§ WHAT YOU SHOULD DO: Extract each line where the string "tinctly" shows up.

===============

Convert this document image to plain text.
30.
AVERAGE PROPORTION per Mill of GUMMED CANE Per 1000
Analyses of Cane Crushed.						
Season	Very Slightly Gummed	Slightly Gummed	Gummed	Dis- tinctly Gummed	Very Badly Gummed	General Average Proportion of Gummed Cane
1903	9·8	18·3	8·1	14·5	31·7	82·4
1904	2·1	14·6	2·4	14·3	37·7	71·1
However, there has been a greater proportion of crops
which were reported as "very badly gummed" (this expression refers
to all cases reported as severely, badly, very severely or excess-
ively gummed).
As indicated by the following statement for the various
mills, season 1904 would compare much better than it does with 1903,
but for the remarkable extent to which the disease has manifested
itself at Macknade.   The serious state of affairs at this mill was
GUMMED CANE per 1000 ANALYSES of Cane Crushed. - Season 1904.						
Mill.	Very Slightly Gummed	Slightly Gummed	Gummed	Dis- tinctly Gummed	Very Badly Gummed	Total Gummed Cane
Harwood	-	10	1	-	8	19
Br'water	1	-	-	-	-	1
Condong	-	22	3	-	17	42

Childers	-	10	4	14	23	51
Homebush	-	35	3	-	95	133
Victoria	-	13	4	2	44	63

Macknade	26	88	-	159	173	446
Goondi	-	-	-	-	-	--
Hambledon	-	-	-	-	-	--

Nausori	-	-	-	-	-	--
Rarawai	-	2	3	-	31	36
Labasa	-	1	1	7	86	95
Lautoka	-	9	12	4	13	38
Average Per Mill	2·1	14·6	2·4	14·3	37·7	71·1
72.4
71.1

===============

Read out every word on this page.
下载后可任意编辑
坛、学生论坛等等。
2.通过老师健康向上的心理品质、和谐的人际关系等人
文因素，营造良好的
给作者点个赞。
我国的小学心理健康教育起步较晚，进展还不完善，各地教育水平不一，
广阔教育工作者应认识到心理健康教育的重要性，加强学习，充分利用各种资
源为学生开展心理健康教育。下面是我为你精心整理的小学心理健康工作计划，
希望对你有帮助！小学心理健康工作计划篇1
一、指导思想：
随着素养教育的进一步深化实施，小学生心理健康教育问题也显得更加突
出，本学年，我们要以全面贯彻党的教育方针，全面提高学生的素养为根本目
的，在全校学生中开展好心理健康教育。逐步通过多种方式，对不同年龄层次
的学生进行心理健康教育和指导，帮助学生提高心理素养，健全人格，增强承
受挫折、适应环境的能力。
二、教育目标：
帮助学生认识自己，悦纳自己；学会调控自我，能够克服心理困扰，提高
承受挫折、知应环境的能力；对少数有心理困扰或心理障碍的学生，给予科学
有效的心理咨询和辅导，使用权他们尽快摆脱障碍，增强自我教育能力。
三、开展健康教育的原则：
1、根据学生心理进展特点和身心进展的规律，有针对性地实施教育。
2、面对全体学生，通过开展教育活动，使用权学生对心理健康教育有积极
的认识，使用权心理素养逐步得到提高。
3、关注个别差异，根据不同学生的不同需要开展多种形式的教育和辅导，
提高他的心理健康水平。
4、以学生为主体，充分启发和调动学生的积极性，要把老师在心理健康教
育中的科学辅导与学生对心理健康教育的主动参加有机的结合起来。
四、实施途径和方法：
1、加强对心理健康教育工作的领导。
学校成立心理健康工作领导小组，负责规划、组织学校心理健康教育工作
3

===============

§ OUTPUT FOR THIS TASK:
Season	Very Slightly Gummed	Slightly Gummed	Gummed	Dis- tinctly Gummed	Very Badly Gummed	General Average Proportion of Gummed Cane
Mill.	Very Slightly Gummed	Slightly Gummed	Gummed	Dis- tinctly Gummed	Very Badly Gummed	Total Gummed Cane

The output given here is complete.